BRIEF
Look through the material beneath and copy each line with the word "friska".

[EXERCISE INPUT — start]

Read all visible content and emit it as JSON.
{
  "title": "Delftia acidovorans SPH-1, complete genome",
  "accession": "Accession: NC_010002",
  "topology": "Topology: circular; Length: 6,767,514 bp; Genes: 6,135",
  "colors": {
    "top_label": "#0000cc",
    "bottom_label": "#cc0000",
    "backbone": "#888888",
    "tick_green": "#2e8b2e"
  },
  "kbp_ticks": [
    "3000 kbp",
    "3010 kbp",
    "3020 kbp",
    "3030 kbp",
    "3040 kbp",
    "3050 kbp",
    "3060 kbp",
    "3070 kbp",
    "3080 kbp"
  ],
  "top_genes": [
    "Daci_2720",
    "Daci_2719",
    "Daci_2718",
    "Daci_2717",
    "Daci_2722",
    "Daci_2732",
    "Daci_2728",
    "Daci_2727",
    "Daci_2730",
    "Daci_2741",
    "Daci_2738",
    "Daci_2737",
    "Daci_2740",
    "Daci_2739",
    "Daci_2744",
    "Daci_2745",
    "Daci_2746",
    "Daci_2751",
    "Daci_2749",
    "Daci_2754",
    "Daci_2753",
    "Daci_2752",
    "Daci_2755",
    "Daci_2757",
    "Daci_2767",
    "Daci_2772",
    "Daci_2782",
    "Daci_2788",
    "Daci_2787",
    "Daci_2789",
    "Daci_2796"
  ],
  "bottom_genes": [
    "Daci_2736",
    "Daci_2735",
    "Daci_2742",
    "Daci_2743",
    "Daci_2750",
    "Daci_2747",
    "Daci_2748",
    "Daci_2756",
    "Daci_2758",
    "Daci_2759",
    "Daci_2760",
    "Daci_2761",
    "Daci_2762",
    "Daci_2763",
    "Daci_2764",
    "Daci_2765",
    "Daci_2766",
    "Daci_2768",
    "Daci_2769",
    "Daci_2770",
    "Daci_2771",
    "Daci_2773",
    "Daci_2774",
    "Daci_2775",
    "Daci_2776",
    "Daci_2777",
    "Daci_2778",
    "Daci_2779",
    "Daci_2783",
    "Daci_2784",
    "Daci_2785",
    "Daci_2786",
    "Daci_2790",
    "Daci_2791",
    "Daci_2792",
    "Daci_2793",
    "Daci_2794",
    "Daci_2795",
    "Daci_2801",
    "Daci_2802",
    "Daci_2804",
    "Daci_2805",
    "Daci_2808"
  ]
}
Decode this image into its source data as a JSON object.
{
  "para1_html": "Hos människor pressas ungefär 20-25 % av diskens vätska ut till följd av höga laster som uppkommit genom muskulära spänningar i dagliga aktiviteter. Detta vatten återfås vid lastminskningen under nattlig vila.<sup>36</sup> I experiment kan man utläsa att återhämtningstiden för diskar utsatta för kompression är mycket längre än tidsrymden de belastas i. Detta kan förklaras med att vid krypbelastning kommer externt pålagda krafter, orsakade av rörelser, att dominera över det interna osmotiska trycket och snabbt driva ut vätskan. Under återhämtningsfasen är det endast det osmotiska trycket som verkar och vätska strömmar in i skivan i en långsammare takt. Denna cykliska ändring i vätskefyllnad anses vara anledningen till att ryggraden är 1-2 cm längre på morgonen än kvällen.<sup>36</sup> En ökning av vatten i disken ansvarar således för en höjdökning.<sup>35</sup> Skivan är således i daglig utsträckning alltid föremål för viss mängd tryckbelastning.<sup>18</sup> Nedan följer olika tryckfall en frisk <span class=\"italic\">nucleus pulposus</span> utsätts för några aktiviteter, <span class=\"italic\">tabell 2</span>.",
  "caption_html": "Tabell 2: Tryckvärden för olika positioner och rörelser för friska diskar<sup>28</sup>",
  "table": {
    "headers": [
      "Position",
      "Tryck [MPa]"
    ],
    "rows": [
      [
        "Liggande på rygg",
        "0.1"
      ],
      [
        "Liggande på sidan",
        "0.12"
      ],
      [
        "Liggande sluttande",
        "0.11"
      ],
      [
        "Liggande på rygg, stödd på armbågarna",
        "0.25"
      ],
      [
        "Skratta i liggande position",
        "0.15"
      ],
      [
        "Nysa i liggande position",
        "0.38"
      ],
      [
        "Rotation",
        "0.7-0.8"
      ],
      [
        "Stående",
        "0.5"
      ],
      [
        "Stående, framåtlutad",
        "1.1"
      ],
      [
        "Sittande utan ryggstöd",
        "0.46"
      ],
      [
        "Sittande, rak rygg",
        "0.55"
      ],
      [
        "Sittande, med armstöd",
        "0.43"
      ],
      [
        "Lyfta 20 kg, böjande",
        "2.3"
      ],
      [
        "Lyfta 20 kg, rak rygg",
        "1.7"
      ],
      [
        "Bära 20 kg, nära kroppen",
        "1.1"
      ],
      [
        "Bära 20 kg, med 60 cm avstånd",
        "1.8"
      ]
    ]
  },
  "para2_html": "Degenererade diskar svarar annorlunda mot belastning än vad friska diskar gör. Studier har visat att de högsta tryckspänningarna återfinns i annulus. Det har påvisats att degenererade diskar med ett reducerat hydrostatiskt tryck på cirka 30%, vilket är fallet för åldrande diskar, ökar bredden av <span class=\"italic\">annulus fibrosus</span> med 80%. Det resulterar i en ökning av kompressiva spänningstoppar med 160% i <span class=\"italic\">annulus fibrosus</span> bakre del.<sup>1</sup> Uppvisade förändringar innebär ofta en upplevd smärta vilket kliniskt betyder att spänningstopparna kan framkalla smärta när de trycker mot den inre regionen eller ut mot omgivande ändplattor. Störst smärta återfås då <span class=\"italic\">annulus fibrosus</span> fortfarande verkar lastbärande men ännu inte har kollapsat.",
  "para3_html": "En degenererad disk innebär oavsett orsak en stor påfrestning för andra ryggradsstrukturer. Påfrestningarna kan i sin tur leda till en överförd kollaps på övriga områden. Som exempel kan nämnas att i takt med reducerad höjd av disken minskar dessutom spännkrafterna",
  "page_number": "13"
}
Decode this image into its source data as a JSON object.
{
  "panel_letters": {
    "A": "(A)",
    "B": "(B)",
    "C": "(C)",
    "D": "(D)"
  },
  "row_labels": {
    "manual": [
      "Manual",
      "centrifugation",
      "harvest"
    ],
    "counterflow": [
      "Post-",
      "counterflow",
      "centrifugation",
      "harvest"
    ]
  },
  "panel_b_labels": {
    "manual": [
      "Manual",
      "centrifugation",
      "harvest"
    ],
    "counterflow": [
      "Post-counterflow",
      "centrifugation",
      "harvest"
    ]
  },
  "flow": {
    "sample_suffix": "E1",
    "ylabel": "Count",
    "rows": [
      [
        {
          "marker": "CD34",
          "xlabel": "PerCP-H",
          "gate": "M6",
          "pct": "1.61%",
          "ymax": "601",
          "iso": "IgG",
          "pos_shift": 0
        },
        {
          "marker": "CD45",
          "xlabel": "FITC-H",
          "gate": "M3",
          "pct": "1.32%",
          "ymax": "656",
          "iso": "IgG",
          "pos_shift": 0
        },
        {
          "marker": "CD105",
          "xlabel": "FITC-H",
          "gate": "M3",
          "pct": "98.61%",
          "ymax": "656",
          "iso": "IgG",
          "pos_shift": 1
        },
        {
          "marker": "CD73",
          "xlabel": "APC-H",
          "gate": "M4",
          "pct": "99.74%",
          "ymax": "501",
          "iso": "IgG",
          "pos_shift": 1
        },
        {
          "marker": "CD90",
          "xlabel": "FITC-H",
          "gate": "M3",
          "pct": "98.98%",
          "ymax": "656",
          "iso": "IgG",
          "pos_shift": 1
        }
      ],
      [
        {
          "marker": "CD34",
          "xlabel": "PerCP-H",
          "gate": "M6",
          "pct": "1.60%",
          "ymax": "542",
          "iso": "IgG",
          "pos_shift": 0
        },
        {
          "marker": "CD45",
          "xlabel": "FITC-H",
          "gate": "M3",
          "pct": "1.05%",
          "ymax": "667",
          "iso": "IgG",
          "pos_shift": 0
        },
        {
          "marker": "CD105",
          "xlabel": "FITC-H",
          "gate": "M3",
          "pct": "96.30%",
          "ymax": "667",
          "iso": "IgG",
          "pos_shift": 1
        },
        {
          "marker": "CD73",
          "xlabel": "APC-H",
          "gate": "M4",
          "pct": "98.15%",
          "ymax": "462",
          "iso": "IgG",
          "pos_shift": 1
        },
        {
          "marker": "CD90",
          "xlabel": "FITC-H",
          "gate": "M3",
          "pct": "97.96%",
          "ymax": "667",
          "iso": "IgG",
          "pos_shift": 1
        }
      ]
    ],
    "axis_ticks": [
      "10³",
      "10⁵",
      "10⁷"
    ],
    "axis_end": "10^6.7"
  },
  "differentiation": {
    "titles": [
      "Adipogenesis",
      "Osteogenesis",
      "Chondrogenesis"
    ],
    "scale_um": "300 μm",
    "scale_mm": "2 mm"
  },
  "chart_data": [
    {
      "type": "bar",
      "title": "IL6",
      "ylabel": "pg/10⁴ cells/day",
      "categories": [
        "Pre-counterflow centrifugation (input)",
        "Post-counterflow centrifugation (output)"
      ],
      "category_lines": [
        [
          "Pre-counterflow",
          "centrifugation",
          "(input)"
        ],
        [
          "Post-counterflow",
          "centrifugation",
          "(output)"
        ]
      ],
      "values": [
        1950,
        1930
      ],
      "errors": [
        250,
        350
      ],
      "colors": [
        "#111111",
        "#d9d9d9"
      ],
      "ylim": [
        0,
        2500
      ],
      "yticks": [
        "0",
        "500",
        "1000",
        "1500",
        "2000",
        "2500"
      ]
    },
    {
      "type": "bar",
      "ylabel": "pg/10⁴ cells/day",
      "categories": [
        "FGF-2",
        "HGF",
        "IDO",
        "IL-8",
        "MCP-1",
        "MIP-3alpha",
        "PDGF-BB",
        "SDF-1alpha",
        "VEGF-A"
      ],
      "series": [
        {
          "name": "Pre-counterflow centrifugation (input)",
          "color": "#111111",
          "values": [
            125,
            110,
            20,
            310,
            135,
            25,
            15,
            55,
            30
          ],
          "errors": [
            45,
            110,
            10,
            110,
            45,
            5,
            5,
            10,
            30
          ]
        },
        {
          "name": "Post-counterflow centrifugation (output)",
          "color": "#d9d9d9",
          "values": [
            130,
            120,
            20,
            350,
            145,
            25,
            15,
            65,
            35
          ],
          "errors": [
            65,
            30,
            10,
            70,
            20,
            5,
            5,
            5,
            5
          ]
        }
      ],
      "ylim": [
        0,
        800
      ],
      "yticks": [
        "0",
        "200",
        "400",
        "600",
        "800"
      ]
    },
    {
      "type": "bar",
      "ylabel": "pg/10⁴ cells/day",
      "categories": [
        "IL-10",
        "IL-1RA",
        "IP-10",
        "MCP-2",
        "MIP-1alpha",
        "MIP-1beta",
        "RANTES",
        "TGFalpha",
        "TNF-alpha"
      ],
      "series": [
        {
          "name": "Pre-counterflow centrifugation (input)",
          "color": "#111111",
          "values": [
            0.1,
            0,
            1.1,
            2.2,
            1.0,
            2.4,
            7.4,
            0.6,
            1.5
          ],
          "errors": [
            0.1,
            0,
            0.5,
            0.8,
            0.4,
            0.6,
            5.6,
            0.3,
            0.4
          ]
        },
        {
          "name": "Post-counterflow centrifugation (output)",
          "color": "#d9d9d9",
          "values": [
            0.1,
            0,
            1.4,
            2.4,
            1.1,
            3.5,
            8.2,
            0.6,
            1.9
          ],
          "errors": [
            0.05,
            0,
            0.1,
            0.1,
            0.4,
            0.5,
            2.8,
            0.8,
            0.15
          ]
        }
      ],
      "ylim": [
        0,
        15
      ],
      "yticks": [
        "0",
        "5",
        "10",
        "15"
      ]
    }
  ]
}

[EXERCISE INPUT — finish]

ANSWER SECTION
  "caption_html": "Tabell 2: Tryckvärden för olika positioner och rörelser för friska diskar<sup>28</sup>",
  "para2_html": "Degenererade diskar svarar annorlunda mot belastning än vad friska diskar gör. Studier har visat att de högsta tryckspänningarna återfinns i annulus. Det har påvisats att degenererade diskar med ett reducerat hydrostatiskt tryck på cirka 30%, vilket är fallet för åldrande diskar, ökar bredden av <span class=\"italic\">annulus fibrosus</span> med 80%. Det resulterar i en ökning av kompressiva spänningstoppar med 160% i <span class=\"italic\">annulus fibrosus</span> bakre del.<sup>1</sup> Uppvisade förändringar innebär ofta en upplevd smärta vilket kliniskt betyder att spänningstopparna kan framkalla smärta när de trycker mot den inre regionen eller ut mot omgivande ändplattor. Störst smärta återfås då <span class=\"italic\">annulus fibrosus</span> fortfarande verkar lastbärande men ännu inte har kollapsat.",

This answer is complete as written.